YOUR OBJECTIVE:
Leaving out the pictures, retype all the material exactly.

# start of DATA EXCERPTS

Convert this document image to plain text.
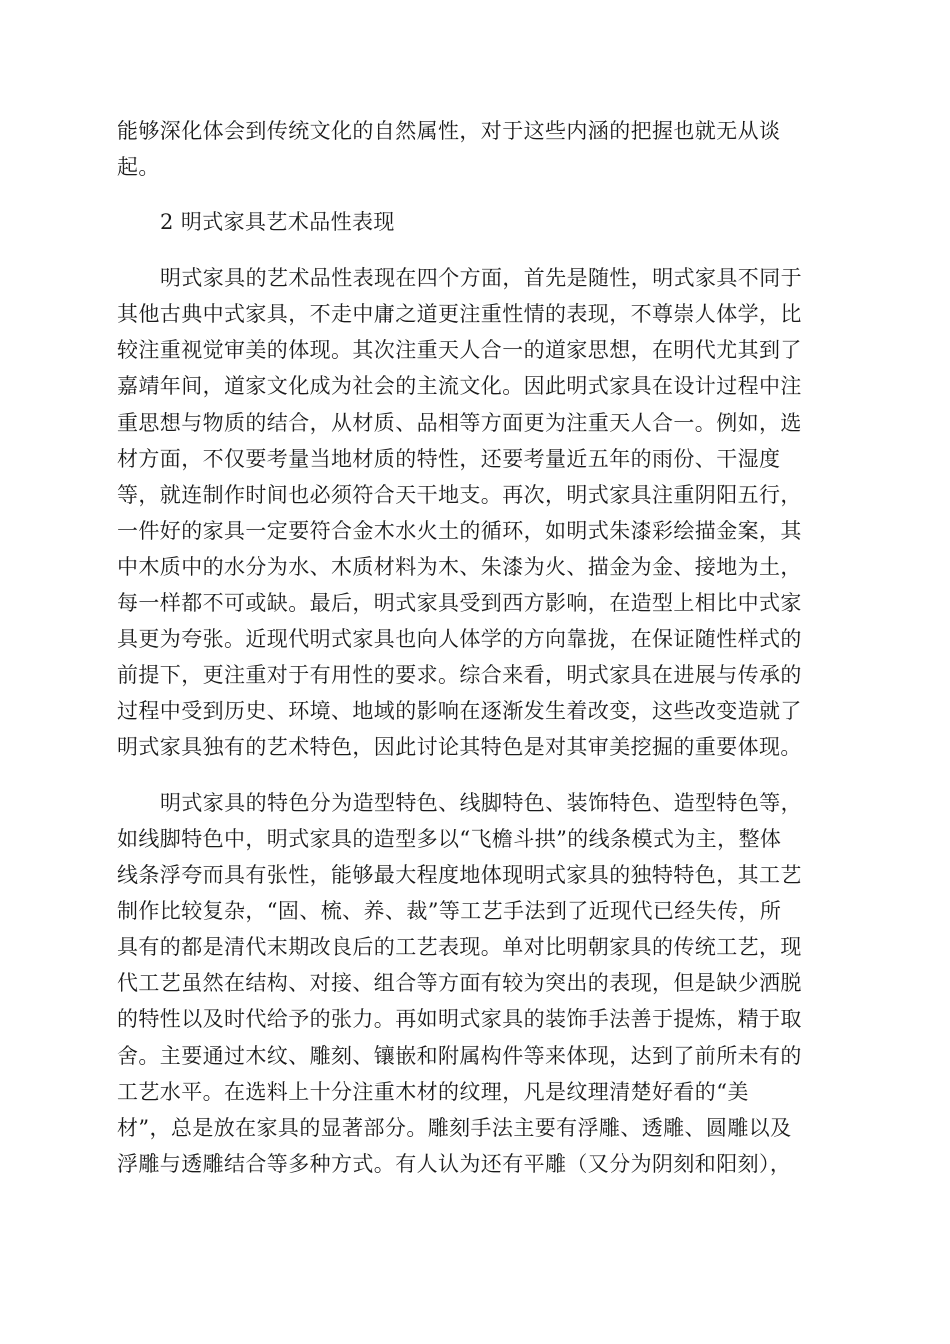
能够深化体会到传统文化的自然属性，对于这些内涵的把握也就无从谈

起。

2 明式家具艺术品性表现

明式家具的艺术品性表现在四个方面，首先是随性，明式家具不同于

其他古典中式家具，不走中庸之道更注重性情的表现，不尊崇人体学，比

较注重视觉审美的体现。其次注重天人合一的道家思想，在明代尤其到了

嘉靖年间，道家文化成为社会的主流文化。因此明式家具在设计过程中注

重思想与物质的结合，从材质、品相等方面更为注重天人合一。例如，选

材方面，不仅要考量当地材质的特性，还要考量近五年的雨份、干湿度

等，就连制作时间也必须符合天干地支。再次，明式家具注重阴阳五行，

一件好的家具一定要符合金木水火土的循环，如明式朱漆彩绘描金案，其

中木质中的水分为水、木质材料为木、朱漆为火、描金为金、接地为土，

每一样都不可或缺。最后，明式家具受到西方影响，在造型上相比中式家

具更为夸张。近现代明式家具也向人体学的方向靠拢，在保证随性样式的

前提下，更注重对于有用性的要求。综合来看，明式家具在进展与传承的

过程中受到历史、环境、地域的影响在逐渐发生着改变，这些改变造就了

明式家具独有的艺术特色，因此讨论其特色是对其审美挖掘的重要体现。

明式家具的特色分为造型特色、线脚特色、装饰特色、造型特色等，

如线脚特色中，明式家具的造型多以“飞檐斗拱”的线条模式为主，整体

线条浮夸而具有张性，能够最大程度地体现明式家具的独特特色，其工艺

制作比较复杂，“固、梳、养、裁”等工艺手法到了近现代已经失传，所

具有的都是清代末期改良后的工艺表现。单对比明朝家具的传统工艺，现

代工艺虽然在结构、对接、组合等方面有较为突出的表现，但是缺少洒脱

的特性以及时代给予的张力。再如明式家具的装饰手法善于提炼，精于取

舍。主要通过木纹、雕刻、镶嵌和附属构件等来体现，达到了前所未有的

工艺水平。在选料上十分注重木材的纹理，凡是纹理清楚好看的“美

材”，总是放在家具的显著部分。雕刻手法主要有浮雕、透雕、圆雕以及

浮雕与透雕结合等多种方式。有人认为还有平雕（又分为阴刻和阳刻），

# end of DATA EXCERPTS

RESPONSE TO THIS TASK:
Convert this document image to plain text.
能够深化体会到传统文化的自然属性，对于这些内涵的把握也就无从谈

起。

2 明式家具艺术品性表现

明式家具的艺术品性表现在四个方面，首先是随性，明式家具不同于

其他古典中式家具，不走中庸之道更注重性情的表现，不尊崇人体学，比

较注重视觉审美的体现。其次注重天人合一的道家思想，在明代尤其到了

嘉靖年间，道家文化成为社会的主流文化。因此明式家具在设计过程中注

重思想与物质的结合，从材质、品相等方面更为注重天人合一。例如，选

材方面，不仅要考量当地材质的特性，还要考量近五年的雨份、干湿度

等，就连制作时间也必须符合天干地支。再次，明式家具注重阴阳五行，

一件好的家具一定要符合金木水火土的循环，如明式朱漆彩绘描金案，其

中木质中的水分为水、木质材料为木、朱漆为火、描金为金、接地为土，

每一样都不可或缺。最后，明式家具受到西方影响，在造型上相比中式家

具更为夸张。近现代明式家具也向人体学的方向靠拢，在保证随性样式的

前提下，更注重对于有用性的要求。综合来看，明式家具在进展与传承的

过程中受到历史、环境、地域的影响在逐渐发生着改变，这些改变造就了

明式家具独有的艺术特色，因此讨论其特色是对其审美挖掘的重要体现。

明式家具的特色分为造型特色、线脚特色、装饰特色、造型特色等，

如线脚特色中，明式家具的造型多以“飞檐斗拱”的线条模式为主，整体

线条浮夸而具有张性，能够最大程度地体现明式家具的独特特色，其工艺

制作比较复杂，“固、梳、养、裁”等工艺手法到了近现代已经失传，所

具有的都是清代末期改良后的工艺表现。单对比明朝家具的传统工艺，现

代工艺虽然在结构、对接、组合等方面有较为突出的表现，但是缺少洒脱

的特性以及时代给予的张力。再如明式家具的装饰手法善于提炼，精于取

舍。主要通过木纹、雕刻、镶嵌和附属构件等来体现，达到了前所未有的

工艺水平。在选料上十分注重木材的纹理，凡是纹理清楚好看的“美

材”，总是放在家具的显著部分。雕刻手法主要有浮雕、透雕、圆雕以及

浮雕与透雕结合等多种方式。有人认为还有平雕（又分为阴刻和阳刻），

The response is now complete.